__Collection entries__:

+ + +

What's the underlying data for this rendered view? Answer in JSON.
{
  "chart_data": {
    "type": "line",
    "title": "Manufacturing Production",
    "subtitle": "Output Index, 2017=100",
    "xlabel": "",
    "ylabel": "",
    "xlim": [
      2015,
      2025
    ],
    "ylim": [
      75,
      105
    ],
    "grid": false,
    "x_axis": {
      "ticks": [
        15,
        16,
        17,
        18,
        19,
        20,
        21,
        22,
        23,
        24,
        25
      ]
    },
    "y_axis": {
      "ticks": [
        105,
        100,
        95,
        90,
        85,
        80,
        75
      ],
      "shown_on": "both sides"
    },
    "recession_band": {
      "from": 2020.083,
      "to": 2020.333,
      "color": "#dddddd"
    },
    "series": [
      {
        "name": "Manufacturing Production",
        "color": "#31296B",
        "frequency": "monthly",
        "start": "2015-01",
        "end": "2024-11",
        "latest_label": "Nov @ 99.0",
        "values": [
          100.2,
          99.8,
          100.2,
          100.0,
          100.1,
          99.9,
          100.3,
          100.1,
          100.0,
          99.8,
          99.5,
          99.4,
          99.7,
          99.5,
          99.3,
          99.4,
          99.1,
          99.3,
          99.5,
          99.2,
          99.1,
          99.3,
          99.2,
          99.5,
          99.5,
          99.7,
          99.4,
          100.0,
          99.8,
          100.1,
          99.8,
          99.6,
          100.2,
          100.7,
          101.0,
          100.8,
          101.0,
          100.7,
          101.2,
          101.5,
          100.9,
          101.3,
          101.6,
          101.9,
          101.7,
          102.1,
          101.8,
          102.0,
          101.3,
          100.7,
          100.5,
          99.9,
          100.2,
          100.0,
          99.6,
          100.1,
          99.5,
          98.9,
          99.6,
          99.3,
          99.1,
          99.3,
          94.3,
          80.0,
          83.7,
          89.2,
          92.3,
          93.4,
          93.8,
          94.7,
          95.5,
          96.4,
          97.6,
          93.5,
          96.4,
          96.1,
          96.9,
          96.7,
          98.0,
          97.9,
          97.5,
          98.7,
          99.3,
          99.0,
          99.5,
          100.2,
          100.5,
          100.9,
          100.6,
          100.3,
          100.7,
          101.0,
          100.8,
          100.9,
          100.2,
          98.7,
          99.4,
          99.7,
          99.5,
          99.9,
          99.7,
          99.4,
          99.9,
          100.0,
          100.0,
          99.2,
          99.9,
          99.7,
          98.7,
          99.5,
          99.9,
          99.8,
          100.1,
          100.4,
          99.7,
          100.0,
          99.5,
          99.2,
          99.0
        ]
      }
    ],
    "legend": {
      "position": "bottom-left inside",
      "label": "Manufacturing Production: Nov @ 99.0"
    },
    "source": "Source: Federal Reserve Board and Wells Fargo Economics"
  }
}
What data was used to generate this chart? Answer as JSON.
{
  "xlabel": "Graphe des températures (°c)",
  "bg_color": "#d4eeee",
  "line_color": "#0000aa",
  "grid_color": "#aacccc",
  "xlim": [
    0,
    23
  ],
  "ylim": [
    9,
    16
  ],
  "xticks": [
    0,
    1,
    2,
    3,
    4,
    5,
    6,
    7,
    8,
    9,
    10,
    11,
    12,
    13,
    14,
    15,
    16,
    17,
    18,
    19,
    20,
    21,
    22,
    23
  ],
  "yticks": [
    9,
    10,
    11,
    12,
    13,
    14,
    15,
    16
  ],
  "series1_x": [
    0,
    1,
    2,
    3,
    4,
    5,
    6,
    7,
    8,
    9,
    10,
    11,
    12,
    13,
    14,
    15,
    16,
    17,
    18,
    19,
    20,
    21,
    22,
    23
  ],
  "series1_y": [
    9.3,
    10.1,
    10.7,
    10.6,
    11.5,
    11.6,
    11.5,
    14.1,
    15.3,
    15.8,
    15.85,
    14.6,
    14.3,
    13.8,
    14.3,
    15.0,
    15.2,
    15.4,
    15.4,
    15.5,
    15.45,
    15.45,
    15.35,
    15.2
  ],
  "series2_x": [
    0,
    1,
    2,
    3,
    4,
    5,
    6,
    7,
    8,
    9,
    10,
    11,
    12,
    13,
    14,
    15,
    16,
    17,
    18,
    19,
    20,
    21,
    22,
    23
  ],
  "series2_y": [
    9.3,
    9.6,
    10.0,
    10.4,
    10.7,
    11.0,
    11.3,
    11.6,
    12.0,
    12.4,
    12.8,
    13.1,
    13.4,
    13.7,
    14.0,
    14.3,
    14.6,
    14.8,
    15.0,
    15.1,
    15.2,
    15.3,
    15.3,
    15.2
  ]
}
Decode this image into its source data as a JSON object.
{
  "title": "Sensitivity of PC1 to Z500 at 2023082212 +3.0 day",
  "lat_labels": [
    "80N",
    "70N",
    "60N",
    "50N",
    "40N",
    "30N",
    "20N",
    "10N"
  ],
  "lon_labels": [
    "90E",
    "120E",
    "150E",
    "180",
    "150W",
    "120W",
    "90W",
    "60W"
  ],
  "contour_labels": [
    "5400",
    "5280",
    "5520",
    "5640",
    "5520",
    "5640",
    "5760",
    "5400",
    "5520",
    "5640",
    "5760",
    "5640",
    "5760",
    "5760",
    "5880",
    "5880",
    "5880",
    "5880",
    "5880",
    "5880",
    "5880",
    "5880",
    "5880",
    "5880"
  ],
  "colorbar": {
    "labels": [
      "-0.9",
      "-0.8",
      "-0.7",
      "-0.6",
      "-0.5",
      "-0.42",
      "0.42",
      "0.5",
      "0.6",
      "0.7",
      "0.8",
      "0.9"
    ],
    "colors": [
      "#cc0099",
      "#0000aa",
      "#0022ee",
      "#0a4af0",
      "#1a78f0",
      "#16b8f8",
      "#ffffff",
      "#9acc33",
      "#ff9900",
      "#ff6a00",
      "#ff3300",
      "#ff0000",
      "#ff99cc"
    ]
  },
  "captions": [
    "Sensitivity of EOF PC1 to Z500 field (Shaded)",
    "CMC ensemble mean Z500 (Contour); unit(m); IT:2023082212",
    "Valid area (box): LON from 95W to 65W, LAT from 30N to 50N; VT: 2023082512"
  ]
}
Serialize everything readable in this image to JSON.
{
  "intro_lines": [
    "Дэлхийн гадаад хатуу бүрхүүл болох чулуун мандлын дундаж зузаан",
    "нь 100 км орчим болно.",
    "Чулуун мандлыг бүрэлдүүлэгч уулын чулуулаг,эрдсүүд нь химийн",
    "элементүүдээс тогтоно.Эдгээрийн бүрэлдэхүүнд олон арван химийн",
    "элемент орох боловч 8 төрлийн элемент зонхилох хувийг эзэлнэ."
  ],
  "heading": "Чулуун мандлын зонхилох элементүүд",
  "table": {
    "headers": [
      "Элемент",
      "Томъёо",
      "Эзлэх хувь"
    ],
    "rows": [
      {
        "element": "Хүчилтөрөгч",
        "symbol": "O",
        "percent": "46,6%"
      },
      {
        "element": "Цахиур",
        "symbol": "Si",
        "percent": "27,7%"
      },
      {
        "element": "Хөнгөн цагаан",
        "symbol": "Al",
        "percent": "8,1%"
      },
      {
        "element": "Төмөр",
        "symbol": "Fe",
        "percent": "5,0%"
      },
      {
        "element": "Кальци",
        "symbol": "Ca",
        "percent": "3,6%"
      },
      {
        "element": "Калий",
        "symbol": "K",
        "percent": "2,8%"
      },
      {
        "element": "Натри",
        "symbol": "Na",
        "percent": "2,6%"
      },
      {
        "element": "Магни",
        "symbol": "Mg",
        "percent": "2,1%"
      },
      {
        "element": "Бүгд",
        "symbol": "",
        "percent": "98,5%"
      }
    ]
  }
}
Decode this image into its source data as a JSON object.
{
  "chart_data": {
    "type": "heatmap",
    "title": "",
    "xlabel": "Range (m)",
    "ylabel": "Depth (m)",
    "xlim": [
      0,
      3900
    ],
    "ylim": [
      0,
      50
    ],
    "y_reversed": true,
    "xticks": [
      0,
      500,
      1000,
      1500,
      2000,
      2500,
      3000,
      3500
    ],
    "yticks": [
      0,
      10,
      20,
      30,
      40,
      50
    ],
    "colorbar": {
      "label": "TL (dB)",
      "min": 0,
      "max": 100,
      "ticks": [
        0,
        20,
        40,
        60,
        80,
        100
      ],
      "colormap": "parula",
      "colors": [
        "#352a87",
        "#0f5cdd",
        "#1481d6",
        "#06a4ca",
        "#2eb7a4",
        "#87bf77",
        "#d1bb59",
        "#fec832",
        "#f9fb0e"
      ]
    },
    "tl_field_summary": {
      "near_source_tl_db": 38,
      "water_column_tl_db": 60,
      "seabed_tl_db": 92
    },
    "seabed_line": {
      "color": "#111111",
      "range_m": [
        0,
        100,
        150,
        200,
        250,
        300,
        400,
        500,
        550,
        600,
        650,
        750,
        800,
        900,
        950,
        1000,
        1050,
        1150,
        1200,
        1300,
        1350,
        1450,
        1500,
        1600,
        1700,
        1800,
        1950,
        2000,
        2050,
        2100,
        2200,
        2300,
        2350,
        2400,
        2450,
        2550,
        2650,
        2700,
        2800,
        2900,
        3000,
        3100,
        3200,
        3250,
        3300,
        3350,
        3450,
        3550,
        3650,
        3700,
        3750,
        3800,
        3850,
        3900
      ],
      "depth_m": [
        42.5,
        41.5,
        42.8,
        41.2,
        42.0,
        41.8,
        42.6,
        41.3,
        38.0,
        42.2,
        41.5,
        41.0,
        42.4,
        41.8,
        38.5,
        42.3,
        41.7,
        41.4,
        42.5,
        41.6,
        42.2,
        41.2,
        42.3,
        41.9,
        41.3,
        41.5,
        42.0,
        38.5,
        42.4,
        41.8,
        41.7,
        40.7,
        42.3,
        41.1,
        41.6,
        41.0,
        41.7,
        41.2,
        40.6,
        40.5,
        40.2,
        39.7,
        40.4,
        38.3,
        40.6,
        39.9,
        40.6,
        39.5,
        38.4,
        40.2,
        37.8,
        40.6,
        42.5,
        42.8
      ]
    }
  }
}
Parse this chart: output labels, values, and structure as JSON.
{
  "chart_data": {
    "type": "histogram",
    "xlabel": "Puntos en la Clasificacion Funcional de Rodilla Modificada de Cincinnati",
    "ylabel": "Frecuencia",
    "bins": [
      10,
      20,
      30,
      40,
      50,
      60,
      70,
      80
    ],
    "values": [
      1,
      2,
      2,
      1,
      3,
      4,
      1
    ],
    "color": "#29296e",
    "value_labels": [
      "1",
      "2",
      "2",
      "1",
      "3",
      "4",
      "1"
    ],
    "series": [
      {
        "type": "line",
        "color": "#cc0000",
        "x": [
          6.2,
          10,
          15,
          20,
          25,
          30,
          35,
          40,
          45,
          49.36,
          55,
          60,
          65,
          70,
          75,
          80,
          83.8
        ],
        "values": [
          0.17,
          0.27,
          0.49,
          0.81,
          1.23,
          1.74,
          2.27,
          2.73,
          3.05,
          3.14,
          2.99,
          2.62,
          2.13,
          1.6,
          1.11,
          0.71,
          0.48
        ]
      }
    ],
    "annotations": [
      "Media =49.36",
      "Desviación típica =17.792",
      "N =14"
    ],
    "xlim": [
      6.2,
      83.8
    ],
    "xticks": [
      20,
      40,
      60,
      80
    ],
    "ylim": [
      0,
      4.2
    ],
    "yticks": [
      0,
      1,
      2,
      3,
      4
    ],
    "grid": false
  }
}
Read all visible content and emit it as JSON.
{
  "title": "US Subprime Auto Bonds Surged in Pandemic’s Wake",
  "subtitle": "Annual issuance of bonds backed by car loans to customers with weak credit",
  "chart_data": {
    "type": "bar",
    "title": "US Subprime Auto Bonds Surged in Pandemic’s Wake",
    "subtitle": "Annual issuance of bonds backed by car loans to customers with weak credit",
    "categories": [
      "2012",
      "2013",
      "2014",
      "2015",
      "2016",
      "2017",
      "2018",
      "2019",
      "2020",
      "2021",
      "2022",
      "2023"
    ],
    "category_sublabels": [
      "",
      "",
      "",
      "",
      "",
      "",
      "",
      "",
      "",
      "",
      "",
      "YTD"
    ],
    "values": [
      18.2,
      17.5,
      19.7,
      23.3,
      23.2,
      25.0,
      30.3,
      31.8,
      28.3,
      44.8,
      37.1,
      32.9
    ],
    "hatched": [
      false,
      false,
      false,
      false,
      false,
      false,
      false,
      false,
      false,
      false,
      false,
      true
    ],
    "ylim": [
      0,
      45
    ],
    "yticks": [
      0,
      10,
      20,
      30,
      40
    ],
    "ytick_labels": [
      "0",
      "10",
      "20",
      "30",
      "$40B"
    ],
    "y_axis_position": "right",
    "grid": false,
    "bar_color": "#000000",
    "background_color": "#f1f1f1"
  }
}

+ + +

__What is required__:
Copy out every line from the records that has the word "Subprime".

__Result for this exercise__:
  "title": "US Subprime Auto Bonds Surged in Pandemic’s Wake",
    "title": "US Subprime Auto Bonds Surged in Pandemic’s Wake",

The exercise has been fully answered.